Task data:

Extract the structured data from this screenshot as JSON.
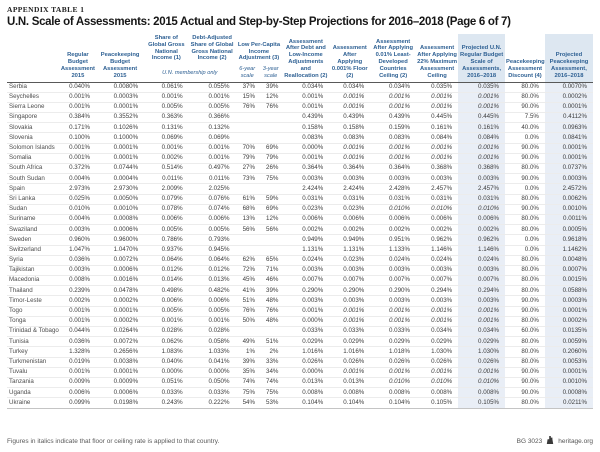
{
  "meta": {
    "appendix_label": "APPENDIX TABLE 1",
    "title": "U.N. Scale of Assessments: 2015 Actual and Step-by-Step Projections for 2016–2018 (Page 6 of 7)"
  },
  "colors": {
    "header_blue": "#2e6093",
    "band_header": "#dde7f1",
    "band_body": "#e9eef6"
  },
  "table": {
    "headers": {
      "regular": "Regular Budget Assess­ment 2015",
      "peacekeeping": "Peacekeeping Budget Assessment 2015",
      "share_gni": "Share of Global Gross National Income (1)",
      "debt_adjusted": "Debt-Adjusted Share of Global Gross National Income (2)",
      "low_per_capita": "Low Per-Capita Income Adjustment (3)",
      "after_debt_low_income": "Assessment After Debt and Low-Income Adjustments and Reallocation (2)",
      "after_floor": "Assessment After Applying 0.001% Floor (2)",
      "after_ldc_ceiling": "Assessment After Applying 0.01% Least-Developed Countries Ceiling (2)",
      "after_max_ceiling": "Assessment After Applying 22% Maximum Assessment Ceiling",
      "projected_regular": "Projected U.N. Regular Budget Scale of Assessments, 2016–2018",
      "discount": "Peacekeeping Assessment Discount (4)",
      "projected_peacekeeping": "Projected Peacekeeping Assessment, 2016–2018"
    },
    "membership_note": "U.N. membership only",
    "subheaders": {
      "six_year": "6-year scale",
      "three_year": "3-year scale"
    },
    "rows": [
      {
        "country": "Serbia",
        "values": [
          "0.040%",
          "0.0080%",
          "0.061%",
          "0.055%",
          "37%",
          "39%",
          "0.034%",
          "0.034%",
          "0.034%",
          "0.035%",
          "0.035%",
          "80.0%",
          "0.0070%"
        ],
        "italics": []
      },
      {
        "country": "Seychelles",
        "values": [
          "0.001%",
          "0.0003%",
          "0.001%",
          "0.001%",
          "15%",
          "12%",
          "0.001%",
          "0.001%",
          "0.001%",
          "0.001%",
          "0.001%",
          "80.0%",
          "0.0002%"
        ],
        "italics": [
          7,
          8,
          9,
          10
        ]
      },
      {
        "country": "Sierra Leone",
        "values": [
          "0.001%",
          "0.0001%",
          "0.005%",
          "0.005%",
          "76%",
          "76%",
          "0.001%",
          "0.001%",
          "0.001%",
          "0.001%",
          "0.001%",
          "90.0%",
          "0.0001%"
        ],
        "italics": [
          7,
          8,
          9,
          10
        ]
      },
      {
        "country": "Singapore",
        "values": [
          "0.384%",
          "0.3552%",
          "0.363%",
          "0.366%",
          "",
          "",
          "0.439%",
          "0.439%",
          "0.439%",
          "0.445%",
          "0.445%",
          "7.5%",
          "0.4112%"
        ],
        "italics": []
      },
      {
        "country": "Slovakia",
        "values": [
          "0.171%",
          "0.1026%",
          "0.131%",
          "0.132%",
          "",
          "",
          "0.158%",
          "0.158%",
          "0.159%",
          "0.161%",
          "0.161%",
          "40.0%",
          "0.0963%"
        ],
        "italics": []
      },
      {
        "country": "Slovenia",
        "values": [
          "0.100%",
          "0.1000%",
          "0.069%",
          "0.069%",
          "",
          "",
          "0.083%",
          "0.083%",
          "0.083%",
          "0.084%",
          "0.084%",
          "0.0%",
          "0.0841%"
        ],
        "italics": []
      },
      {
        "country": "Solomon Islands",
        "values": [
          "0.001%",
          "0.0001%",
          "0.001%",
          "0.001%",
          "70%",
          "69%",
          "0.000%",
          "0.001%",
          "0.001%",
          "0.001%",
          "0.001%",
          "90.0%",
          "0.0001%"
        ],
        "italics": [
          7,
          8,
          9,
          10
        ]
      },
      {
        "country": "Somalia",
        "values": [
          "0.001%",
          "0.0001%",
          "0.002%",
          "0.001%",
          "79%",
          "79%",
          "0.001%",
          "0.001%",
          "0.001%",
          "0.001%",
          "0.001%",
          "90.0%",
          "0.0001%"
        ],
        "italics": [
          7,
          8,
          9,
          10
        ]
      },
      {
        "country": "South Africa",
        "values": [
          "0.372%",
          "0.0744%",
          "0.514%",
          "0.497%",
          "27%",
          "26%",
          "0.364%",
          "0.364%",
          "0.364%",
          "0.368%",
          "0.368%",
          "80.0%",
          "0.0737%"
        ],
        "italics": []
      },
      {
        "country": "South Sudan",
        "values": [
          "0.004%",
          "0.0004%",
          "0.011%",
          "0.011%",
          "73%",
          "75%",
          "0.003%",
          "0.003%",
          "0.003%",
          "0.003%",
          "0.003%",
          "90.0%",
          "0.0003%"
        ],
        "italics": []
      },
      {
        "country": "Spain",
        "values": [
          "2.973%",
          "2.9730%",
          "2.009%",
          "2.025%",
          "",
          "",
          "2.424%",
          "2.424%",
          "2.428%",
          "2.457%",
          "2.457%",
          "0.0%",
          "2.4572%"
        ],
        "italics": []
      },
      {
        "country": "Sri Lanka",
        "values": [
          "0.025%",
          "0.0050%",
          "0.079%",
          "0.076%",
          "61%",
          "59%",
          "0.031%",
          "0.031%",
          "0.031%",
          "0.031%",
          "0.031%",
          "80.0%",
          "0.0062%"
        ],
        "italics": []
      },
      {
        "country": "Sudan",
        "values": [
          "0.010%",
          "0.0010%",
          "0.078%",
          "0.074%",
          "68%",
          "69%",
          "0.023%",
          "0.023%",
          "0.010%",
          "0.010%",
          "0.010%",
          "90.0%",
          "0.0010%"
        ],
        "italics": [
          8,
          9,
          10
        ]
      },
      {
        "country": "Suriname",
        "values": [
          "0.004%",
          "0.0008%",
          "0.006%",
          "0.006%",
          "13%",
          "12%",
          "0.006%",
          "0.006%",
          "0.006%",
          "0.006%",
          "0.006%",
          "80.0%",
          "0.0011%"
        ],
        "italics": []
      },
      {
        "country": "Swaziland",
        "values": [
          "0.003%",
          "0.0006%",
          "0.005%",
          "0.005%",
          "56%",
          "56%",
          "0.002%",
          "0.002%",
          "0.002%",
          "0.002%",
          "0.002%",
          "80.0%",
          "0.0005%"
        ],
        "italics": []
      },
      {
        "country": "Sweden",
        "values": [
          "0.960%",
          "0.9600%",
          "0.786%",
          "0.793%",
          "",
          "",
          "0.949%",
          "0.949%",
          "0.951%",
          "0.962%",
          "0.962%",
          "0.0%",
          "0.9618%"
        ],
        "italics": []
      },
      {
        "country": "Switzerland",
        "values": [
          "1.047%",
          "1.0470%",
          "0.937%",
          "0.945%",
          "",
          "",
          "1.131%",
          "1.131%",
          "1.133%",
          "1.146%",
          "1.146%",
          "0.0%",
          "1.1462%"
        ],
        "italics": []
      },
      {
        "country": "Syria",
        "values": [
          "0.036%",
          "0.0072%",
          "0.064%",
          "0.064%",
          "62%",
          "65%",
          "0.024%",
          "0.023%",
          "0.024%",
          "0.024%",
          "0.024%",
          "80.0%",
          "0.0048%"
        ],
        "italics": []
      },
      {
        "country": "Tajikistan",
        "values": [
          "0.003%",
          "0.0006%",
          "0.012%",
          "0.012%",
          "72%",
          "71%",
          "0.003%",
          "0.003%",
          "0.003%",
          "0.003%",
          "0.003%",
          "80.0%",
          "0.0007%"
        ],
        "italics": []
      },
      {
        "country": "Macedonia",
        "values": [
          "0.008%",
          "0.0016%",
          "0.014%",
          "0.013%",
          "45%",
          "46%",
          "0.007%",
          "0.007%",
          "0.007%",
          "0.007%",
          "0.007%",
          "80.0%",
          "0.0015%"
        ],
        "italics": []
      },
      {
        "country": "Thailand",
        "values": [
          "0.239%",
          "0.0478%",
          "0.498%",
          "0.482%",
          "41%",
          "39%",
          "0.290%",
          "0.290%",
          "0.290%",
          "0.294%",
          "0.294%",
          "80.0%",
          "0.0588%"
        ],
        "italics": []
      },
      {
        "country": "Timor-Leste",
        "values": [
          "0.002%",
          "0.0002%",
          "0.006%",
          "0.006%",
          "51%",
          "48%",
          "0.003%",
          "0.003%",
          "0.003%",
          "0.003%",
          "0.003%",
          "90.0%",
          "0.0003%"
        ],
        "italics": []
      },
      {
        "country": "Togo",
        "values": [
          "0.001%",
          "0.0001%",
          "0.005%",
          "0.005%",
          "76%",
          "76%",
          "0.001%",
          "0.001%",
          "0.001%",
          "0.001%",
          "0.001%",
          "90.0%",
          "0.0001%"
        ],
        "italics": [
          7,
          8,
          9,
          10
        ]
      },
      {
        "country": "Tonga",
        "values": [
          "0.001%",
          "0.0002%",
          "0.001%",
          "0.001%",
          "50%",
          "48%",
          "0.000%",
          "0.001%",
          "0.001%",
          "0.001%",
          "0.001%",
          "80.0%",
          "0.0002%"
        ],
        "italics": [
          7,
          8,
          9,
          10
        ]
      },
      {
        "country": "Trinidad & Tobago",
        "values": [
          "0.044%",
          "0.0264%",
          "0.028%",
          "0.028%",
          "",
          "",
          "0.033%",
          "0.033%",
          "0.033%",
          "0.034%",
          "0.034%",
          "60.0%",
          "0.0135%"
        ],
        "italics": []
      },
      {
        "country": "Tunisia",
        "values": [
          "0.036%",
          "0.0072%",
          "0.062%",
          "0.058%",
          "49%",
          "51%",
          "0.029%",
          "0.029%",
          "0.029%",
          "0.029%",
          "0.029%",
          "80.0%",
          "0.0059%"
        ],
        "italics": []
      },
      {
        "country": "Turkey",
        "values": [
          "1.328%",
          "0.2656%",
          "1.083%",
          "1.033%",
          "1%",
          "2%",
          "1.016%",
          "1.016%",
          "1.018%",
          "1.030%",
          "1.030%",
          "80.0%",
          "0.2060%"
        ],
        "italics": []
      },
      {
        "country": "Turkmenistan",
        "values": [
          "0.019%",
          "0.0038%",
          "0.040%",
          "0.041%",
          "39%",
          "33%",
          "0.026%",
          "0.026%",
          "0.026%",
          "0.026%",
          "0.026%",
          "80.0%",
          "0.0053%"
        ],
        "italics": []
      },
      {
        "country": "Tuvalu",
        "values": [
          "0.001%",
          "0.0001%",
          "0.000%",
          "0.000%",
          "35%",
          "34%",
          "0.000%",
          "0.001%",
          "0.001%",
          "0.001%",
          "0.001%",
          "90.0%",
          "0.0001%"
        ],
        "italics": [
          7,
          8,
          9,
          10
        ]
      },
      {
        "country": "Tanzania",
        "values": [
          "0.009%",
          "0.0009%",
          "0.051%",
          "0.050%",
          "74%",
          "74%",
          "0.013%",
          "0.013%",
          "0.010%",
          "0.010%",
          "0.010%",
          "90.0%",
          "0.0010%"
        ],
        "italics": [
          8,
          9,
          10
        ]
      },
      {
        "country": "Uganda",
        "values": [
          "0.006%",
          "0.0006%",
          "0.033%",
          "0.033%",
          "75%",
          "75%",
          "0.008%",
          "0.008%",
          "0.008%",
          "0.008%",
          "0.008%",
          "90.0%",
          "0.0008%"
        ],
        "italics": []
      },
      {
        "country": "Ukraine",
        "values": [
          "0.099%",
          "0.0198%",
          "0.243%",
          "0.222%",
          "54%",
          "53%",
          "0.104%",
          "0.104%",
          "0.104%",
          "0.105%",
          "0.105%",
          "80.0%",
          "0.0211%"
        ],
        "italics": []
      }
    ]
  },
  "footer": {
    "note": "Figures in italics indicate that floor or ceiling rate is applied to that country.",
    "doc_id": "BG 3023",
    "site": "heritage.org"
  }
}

Problem requirements: Copy each line above containing the string "Global".

Written reply:
      "share_gni": "Share of Global Gross National Income (1)",
      "debt_adjusted": "Debt-Adjusted Share of Global Gross National Income (2)",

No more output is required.